Record extracts -
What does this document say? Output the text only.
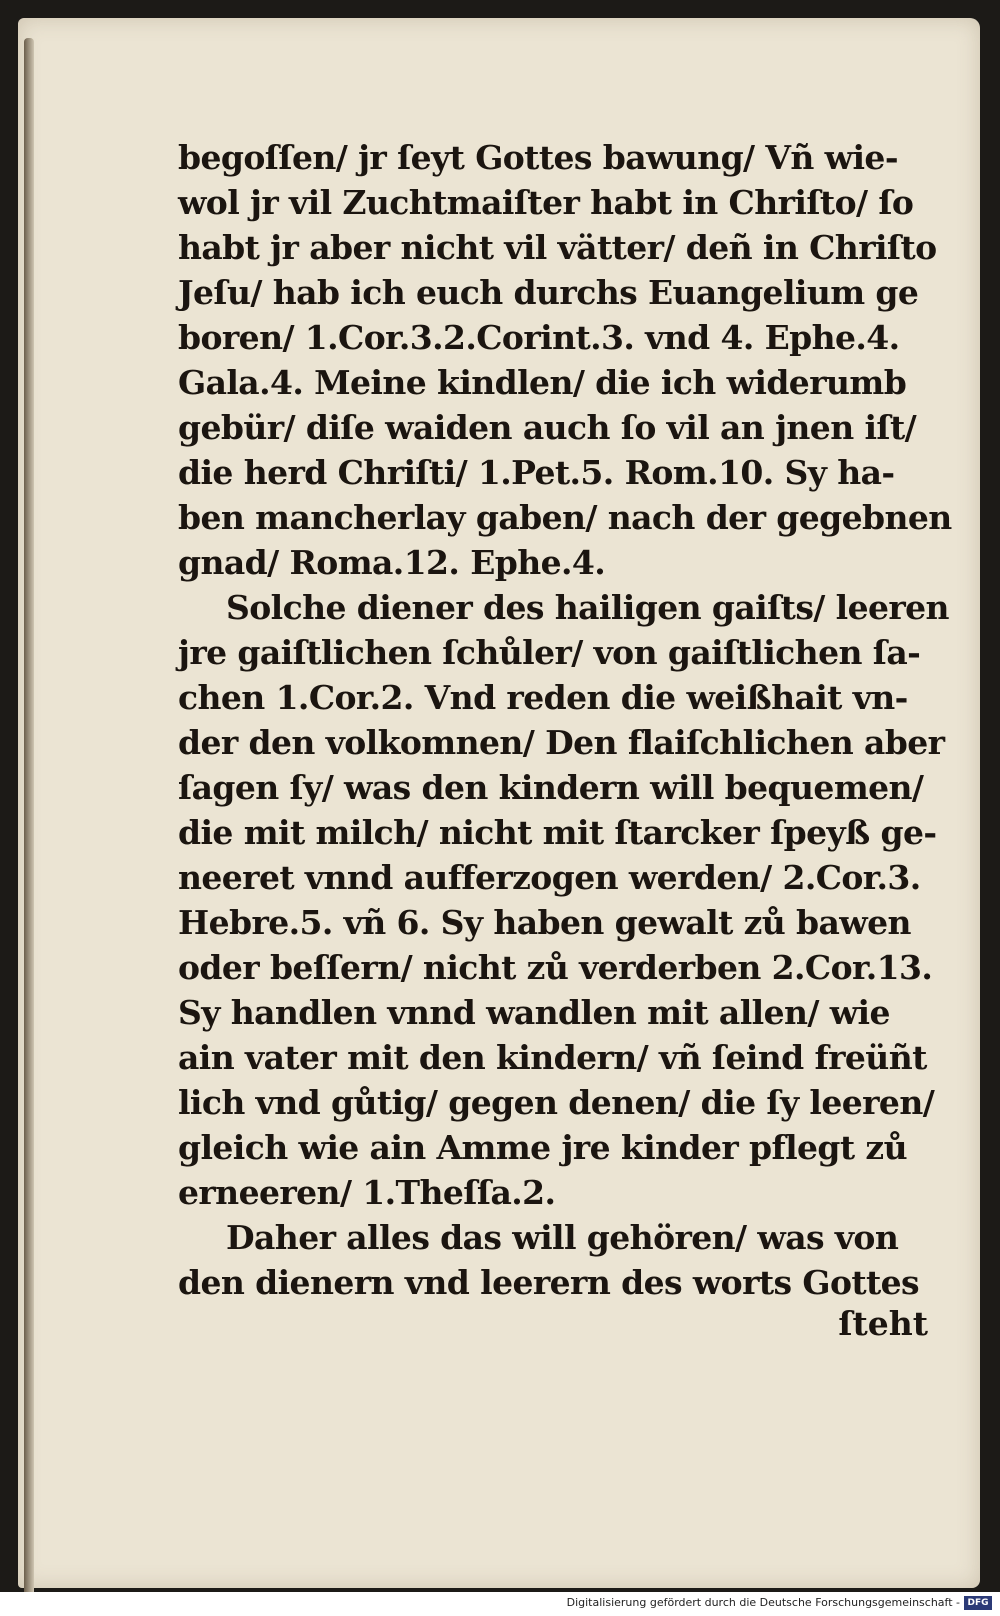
begoſſen/ jr ſeyt Gottes bawung/ Vñ wie-
wol jr vil Zuchtmaiſter habt in Chriſto/ ſo
habt jr aber nicht vil vätter/ deñ in Chriſto
Jeſu/ hab ich euch durchs Euangelium ge
boren/ 1.Cor.3.2.Corint.3. vnd 4. Ephe.4.
Gala.4. Meine kindlen/ die ich widerumb
gebür/ diſe waiden auch ſo vil an jnen iſt/
die herd Chriſti/ 1.Pet.5. Rom.10. Sy ha-
ben mancherlay gaben/ nach der gegebnen
gnad/ Roma.12. Ephe.4.
Solche diener des hailigen gaiſts/ leeren
jre gaiſtlichen ſchůler/ von gaiſtlichen ſa-
chen 1.Cor.2. Vnd reden die weißhait vn-
der den volkomnen/ Den flaiſchlichen aber
ſagen ſy/ was den kindern will bequemen/
die mit milch/ nicht mit ſtarcker ſpeyß ge-
neeret vnnd aufferzogen werden/ 2.Cor.3.
Hebre.5. vñ 6. Sy haben gewalt zů bawen
oder beſſern/ nicht zů verderben 2.Cor.13.
Sy handlen vnnd wandlen mit allen/ wie
ain vater mit den kindern/ vñ ſeind freüñt
lich vnd gůtig/ gegen denen/ die ſy leeren/
gleich wie ain Amme jre kinder pflegt zů
erneeren/ 1.Theſſa.2.
Daher alles das will gehören/ was von
den dienern vnd leerern des worts Gottes
ſteht
Digitalisierung gefördert durch die Deutsche Forschungsgemeinschaft - DFG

What you are asked to do - Retype each record exactly as it stands, but do not include the pictures.

Answer to the problem -
What does this document say? Output the text only.
begoſſen/ jr ſeyt Gottes bawung/ Vñ wie-
wol jr vil Zuchtmaiſter habt in Chriſto/ ſo
habt jr aber nicht vil vätter/ deñ in Chriſto
Jeſu/ hab ich euch durchs Euangelium ge
boren/ 1.Cor.3.2.Corint.3. vnd 4. Ephe.4.
Gala.4. Meine kindlen/ die ich widerumb
gebür/ diſe waiden auch ſo vil an jnen iſt/
die herd Chriſti/ 1.Pet.5. Rom.10. Sy ha-
ben mancherlay gaben/ nach der gegebnen
gnad/ Roma.12. Ephe.4.
Solche diener des hailigen gaiſts/ leeren
jre gaiſtlichen ſchůler/ von gaiſtlichen ſa-
chen 1.Cor.2. Vnd reden die weißhait vn-
der den volkomnen/ Den flaiſchlichen aber
ſagen ſy/ was den kindern will bequemen/
die mit milch/ nicht mit ſtarcker ſpeyß ge-
neeret vnnd aufferzogen werden/ 2.Cor.3.
Hebre.5. vñ 6. Sy haben gewalt zů bawen
oder beſſern/ nicht zů verderben 2.Cor.13.
Sy handlen vnnd wandlen mit allen/ wie
ain vater mit den kindern/ vñ ſeind freüñt
lich vnd gůtig/ gegen denen/ die ſy leeren/
gleich wie ain Amme jre kinder pflegt zů
erneeren/ 1.Theſſa.2.
Daher alles das will gehören/ was von
den dienern vnd leerern des worts Gottes
ſteht
Digitalisierung gefördert durch die Deutsche Forschungsgemeinschaft - DFG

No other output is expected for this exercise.